Saved data entries
_ _ _

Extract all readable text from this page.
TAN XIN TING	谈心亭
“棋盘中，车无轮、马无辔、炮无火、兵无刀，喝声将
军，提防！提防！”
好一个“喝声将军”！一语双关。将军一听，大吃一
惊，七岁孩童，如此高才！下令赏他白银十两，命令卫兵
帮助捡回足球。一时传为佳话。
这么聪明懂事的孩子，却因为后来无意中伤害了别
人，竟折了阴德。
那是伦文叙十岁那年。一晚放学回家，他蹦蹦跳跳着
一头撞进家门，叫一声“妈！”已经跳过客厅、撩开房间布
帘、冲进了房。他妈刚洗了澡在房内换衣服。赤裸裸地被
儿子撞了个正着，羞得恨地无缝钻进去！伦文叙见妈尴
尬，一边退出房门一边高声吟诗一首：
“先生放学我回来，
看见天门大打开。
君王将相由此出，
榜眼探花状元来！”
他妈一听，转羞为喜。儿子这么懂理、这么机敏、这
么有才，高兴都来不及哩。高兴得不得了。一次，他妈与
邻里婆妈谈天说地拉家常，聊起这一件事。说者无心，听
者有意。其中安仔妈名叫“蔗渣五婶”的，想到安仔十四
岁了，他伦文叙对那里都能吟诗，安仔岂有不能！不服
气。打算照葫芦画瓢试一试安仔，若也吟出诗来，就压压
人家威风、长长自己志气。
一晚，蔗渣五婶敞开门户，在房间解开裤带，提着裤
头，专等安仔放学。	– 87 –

_ _ _

Repeat each of the entries above precisely as given.

RESPONSE BELOW
Extract all readable text from this page.
TAN XIN TING	谈心亭
“棋盘中，车无轮、马无辔、炮无火、兵无刀，喝声将
军，提防！提防！”
好一个“喝声将军”！一语双关。将军一听，大吃一
惊，七岁孩童，如此高才！下令赏他白银十两，命令卫兵
帮助捡回足球。一时传为佳话。
这么聪明懂事的孩子，却因为后来无意中伤害了别
人，竟折了阴德。
那是伦文叙十岁那年。一晚放学回家，他蹦蹦跳跳着
一头撞进家门，叫一声“妈！”已经跳过客厅、撩开房间布
帘、冲进了房。他妈刚洗了澡在房内换衣服。赤裸裸地被
儿子撞了个正着，羞得恨地无缝钻进去！伦文叙见妈尴
尬，一边退出房门一边高声吟诗一首：
“先生放学我回来，
看见天门大打开。
君王将相由此出，
榜眼探花状元来！”
他妈一听，转羞为喜。儿子这么懂理、这么机敏、这
么有才，高兴都来不及哩。高兴得不得了。一次，他妈与
邻里婆妈谈天说地拉家常，聊起这一件事。说者无心，听
者有意。其中安仔妈名叫“蔗渣五婶”的，想到安仔十四
岁了，他伦文叙对那里都能吟诗，安仔岂有不能！不服
气。打算照葫芦画瓢试一试安仔，若也吟出诗来，就压压
人家威风、长长自己志气。
一晚，蔗渣五婶敞开门户，在房间解开裤带，提着裤
头，专等安仔放学。	– 87 –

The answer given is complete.